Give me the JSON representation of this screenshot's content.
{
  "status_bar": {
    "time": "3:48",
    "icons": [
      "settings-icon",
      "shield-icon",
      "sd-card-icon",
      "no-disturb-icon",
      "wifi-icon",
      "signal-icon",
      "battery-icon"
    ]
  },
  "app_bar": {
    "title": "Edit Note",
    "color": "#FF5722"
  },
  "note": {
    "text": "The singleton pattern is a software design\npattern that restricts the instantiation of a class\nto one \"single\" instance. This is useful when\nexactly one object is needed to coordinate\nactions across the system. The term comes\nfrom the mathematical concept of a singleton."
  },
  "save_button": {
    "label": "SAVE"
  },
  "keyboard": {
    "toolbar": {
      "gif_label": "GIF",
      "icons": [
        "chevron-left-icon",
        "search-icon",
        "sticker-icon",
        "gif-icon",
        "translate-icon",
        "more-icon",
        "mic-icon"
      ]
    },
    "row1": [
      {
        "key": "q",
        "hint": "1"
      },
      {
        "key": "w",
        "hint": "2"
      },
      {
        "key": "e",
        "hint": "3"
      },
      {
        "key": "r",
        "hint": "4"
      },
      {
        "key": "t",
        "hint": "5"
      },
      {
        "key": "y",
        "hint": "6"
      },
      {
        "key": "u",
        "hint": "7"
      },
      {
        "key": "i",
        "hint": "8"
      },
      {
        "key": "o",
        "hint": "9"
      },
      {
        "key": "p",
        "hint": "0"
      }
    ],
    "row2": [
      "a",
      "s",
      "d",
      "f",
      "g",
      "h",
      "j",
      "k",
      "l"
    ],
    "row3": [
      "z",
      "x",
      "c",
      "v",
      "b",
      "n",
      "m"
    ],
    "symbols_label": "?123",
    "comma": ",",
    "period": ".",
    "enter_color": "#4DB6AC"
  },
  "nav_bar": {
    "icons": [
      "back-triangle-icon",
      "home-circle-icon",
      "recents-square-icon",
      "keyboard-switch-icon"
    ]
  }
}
========================================================================
== Stated exercise ==
Where a line of the entries contains the word "hint", copy that line.

== Solution ==
        "hint": "1"
        "hint": "2"
        "hint": "3"
        "hint": "4"
        "hint": "5"
        "hint": "6"
        "hint": "7"
        "hint": "8"
        "hint": "9"
        "hint": "0"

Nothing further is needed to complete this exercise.